» **WRITTEN INSTRUCTION**: Transcribe the entries below exactly; leave every image out.

(Data entries)
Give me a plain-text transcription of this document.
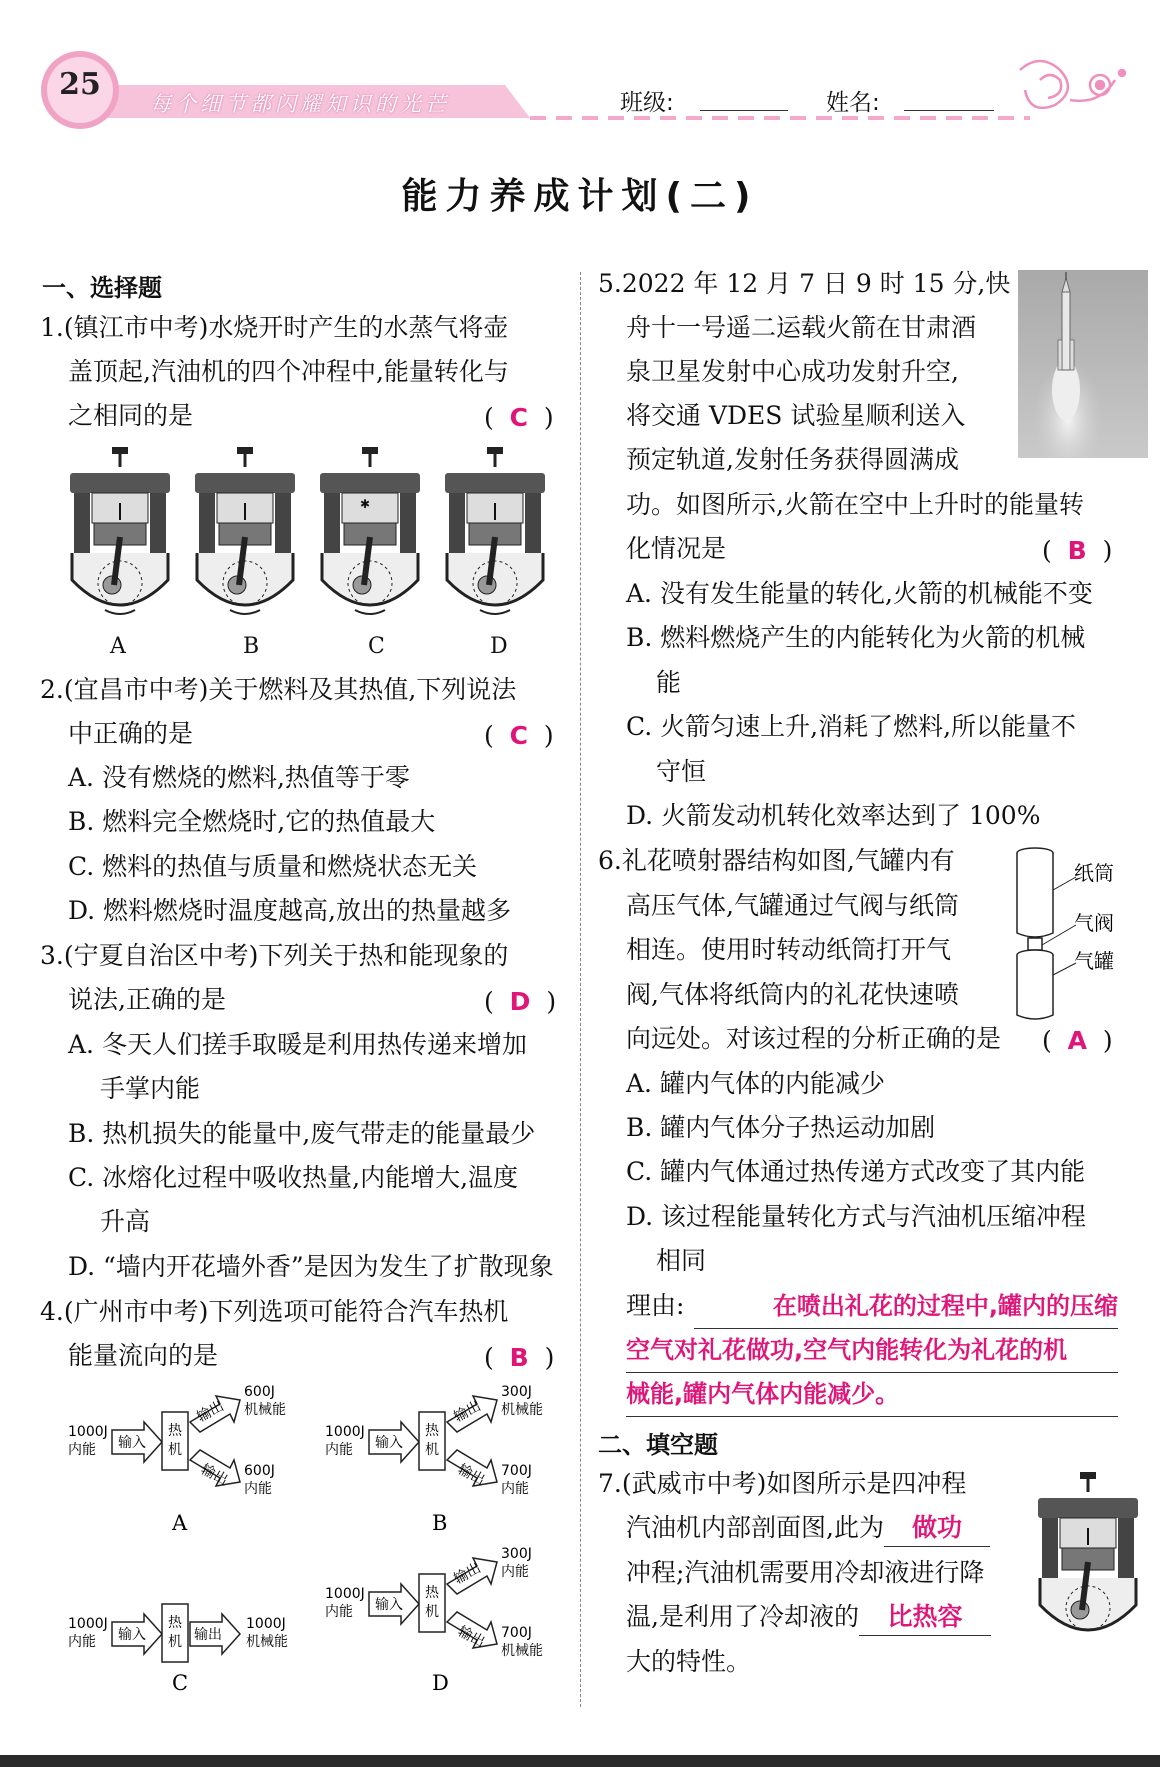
25
每个细节都闪耀知识的光芒	班级:	姓名:
能力养成计划(二)
一、选择题
1.(镇江市中考)水烧开时产生的水蒸气将壶
盖顶起,汽油机的四个冲程中,能量转化与
之相同的是	(  C  )
✱
A	B	C	D
2.(宜昌市中考)关于燃料及其热值,下列说法
中正确的是	(  C  )
A. 没有燃烧的燃料,热值等于零
B. 燃料完全燃烧时,它的热值最大
C. 燃料的热值与质量和燃烧状态无关
D. 燃料燃烧时温度越高,放出的热量越多
3.(宁夏自治区中考)下列关于热和能现象的
说法,正确的是	(  D  )
A. 冬天人们搓手取暖是利用热传递来增加
手掌内能
B. 热机损失的能量中,废气带走的能量最少
C. 冰熔化过程中吸收热量,内能增大,温度
升高
D. “墙内开花墙外香”是因为发生了扩散现象
4.(广州市中考)下列选项可能符合汽车热机
能量流向的是	(  B  )
1000J
内能 输入
热
机
输出
输出
600J
机械能
600J
内能
A
1000J
内能 输入
热
机
输出
输出
300J
机械能
700J
内能
B
1000J
内能 输入
热
机 输出
1000J
机械能
C
1000J
内能 输入
热
机
输出
输出
300J
内能
700J
机械能
D
5.2022 年 12 月 7 日 9 时 15 分,快
舟十一号遥二运载火箭在甘肃酒
泉卫星发射中心成功发射升空,
将交通 VDES 试验星顺利送入
预定轨道,发射任务获得圆满成
功。如图所示,火箭在空中上升时的能量转
化情况是	(  B  )
A. 没有发生能量的转化,火箭的机械能不变
B. 燃料燃烧产生的内能转化为火箭的机械
能
C. 火箭匀速上升,消耗了燃料,所以能量不
守恒
D. 火箭发动机转化效率达到了 100%
6.礼花喷射器结构如图,气罐内有
高压气体,气罐通过气阀与纸筒
相连。使用时转动纸筒打开气
阀,气体将纸筒内的礼花快速喷
向远处。对该过程的分析正确的是 (  A  )
纸筒
气阀
气罐
A. 罐内气体的内能减少
B. 罐内气体分子热运动加剧
C. 罐内气体通过热传递方式改变了其内能
D. 该过程能量转化方式与汽油机压缩冲程
相同
理由:	在喷出礼花的过程中,罐内的压缩
空气对礼花做功,空气内能转化为礼花的机
械能,罐内气体内能减少。
二、填空题
7.(武威市中考)如图所示是四冲程
汽油机内部剖面图,此为 做功
冲程;汽油机需要用冷却液进行降
温,是利用了冷却液的 比热容
大的特性。
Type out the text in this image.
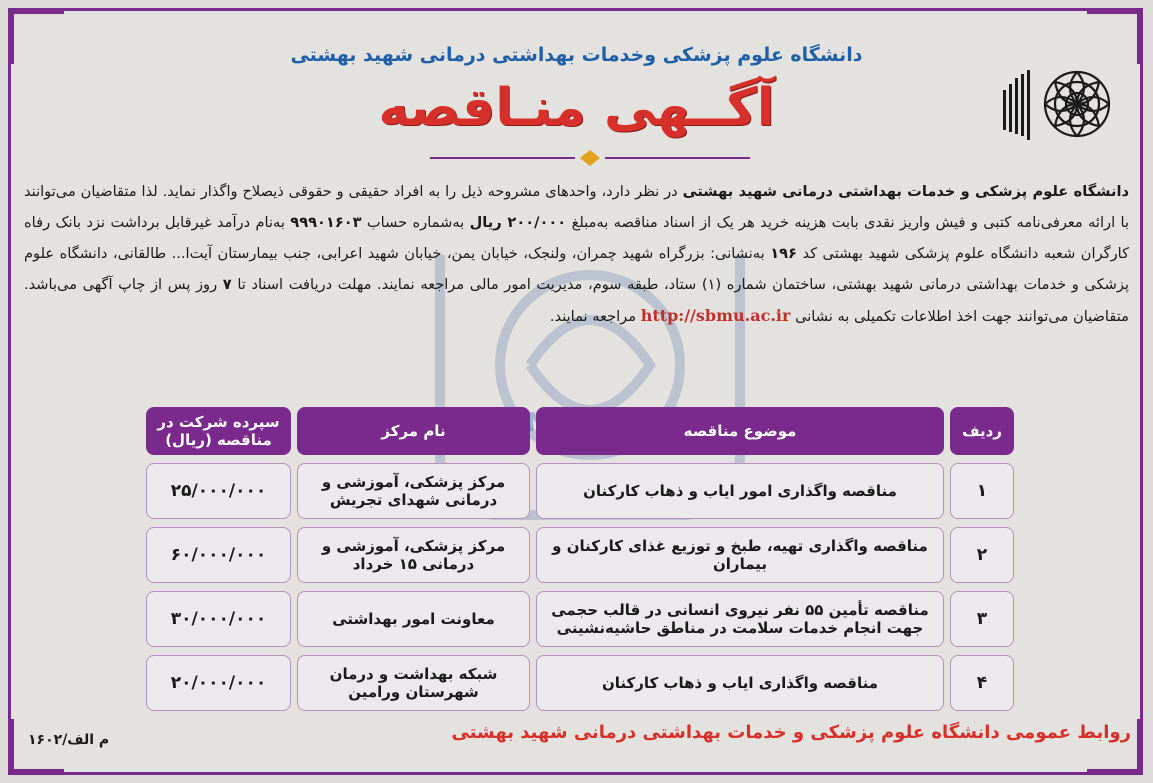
دانشگاه علوم پزشکی وخدمات بهداشتی درمانی شهید بهشتی
آگــهی منـاقصه
دانشگاه علوم پزشکی و خدمات بهداشتی درمانی شهید بهشتی در نظر دارد، واحدهای مشروحه ذیل را به افراد حقیقی و حقوقی ذیصلاح واگذار نماید. لذا متقاضیان می‌توانند با ارائه معرفی‌نامه کتبی و فیش واریز نقدی بابت هزینه خرید هر یک از اسناد مناقصه به‌مبلغ ۲۰۰/۰۰۰ ریال به‌شماره حساب ۹۹۹۰۱۶۰۳ به‌نام درآمد غیرقابل برداشت نزد بانک رفاه کارگران شعبه دانشگاه علوم پزشکی شهید بهشتی کد ۱۹۶ به‌نشانی: بزرگراه شهید چمران، ولنجک، خیابان یمن، خیابان شهید اعرابی، جنب بیمارستان آیت‌ا... طالقانی، دانشگاه علوم پزشکی و خدمات بهداشتی درمانی شهید بهشتی، ساختمان شماره (۱) ستاد، طبقه سوم، مدیریت امور مالی مراجعه نمایند. مهلت دریافت اسناد تا ۷ روز پس از چاپ آگهی می‌باشد. متقاضیان می‌توانند جهت اخذ اطلاعات تکمیلی به نشانی http://sbmu.ac.ir مراجعه نمایند.
ردیف	موضوع مناقصه	نام مرکز	سپرده شرکت در مناقصه (ریال)
۱	مناقصه واگذاری امور ایاب و ذهاب کارکنان	مرکز پزشکی، آموزشی و درمانی شهدای تجریش	۲۵/۰۰۰/۰۰۰
۲	مناقصه واگذاری تهیه، طبخ و توزیع غذای کارکنان و بیماران	مرکز پزشکی، آموزشی و درمانی ۱۵ خرداد	۶۰/۰۰۰/۰۰۰
۳	مناقصه تأمین ۵۵ نفر نیروی انسانی در قالب حجمی جهت انجام خدمات سلامت در مناطق حاشیه‌نشینی	معاونت امور بهداشتی	۳۰/۰۰۰/۰۰۰
۴	مناقصه واگذاری ایاب و ذهاب کارکنان	شبکه بهداشت و درمان شهرستان ورامین	۲۰/۰۰۰/۰۰۰
روابط عمومی دانشگاه علوم پزشکی و خدمات بهداشتی درمانی شهید بهشتی
م الف/۱۶۰۲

» **FULL OUTPUT**:
Give me a plain-text transcription of this document.
25
每个细节都闪耀知识的光芒	班级:	姓名:
能力养成计划(二)
一、选择题
1.(镇江市中考)水烧开时产生的水蒸气将壶
盖顶起,汽油机的四个冲程中,能量转化与
之相同的是	(  C  )
✱
A	B	C	D
2.(宜昌市中考)关于燃料及其热值,下列说法
中正确的是	(  C  )
A. 没有燃烧的燃料,热值等于零
B. 燃料完全燃烧时,它的热值最大
C. 燃料的热值与质量和燃烧状态无关
D. 燃料燃烧时温度越高,放出的热量越多
3.(宁夏自治区中考)下列关于热和能现象的
说法,正确的是	(  D  )
A. 冬天人们搓手取暖是利用热传递来增加
手掌内能
B. 热机损失的能量中,废气带走的能量最少
C. 冰熔化过程中吸收热量,内能增大,温度
升高
D. “墙内开花墙外香”是因为发生了扩散现象
4.(广州市中考)下列选项可能符合汽车热机
能量流向的是	(  B  )
1000J
内能 输入
热
机
输出
输出
600J
机械能
600J
内能
A
1000J
内能 输入
热
机
输出
输出
300J
机械能
700J
内能
B
1000J
内能 输入
热
机 输出
1000J
机械能
C
1000J
内能 输入
热
机
输出
输出
300J
内能
700J
机械能
D
5.2022 年 12 月 7 日 9 时 15 分,快
舟十一号遥二运载火箭在甘肃酒
泉卫星发射中心成功发射升空,
将交通 VDES 试验星顺利送入
预定轨道,发射任务获得圆满成
功。如图所示,火箭在空中上升时的能量转
化情况是	(  B  )
A. 没有发生能量的转化,火箭的机械能不变
B. 燃料燃烧产生的内能转化为火箭的机械
能
C. 火箭匀速上升,消耗了燃料,所以能量不
守恒
D. 火箭发动机转化效率达到了 100%
6.礼花喷射器结构如图,气罐内有
高压气体,气罐通过气阀与纸筒
相连。使用时转动纸筒打开气
阀,气体将纸筒内的礼花快速喷
向远处。对该过程的分析正确的是 (  A  )
纸筒
气阀
气罐
A. 罐内气体的内能减少
B. 罐内气体分子热运动加剧
C. 罐内气体通过热传递方式改变了其内能
D. 该过程能量转化方式与汽油机压缩冲程
相同
理由:	在喷出礼花的过程中,罐内的压缩
空气对礼花做功,空气内能转化为礼花的机
械能,罐内气体内能减少。
二、填空题
7.(武威市中考)如图所示是四冲程
汽油机内部剖面图,此为 做功
冲程;汽油机需要用冷却液进行降
温,是利用了冷却液的 比热容
大的特性。
Type out the text in this image.
دانشگاه علوم پزشکی وخدمات بهداشتی درمانی شهید بهشتی
آگــهی منـاقصه
دانشگاه علوم پزشکی و خدمات بهداشتی درمانی شهید بهشتی در نظر دارد، واحدهای مشروحه ذیل را به افراد حقیقی و حقوقی ذیصلاح واگذار نماید. لذا متقاضیان می‌توانند با ارائه معرفی‌نامه کتبی و فیش واریز نقدی بابت هزینه خرید هر یک از اسناد مناقصه به‌مبلغ ۲۰۰/۰۰۰ ریال به‌شماره حساب ۹۹۹۰۱۶۰۳ به‌نام درآمد غیرقابل برداشت نزد بانک رفاه کارگران شعبه دانشگاه علوم پزشکی شهید بهشتی کد ۱۹۶ به‌نشانی: بزرگراه شهید چمران، ولنجک، خیابان یمن، خیابان شهید اعرابی، جنب بیمارستان آیت‌ا... طالقانی، دانشگاه علوم پزشکی و خدمات بهداشتی درمانی شهید بهشتی، ساختمان شماره (۱) ستاد، طبقه سوم، مدیریت امور مالی مراجعه نمایند. مهلت دریافت اسناد تا ۷ روز پس از چاپ آگهی می‌باشد. متقاضیان می‌توانند جهت اخذ اطلاعات تکمیلی به نشانی http://sbmu.ac.ir مراجعه نمایند.
ردیف	موضوع مناقصه	نام مرکز	سپرده شرکت در مناقصه (ریال)
۱	مناقصه واگذاری امور ایاب و ذهاب کارکنان	مرکز پزشکی، آموزشی و درمانی شهدای تجریش	۲۵/۰۰۰/۰۰۰
۲	مناقصه واگذاری تهیه، طبخ و توزیع غذای کارکنان و بیماران	مرکز پزشکی، آموزشی و درمانی ۱۵ خرداد	۶۰/۰۰۰/۰۰۰
۳	مناقصه تأمین ۵۵ نفر نیروی انسانی در قالب حجمی جهت انجام خدمات سلامت در مناطق حاشیه‌نشینی	معاونت امور بهداشتی	۳۰/۰۰۰/۰۰۰
۴	مناقصه واگذاری ایاب و ذهاب کارکنان	شبکه بهداشت و درمان شهرستان ورامین	۲۰/۰۰۰/۰۰۰
روابط عمومی دانشگاه علوم پزشکی و خدمات بهداشتی درمانی شهید بهشتی
م الف/۱۶۰۲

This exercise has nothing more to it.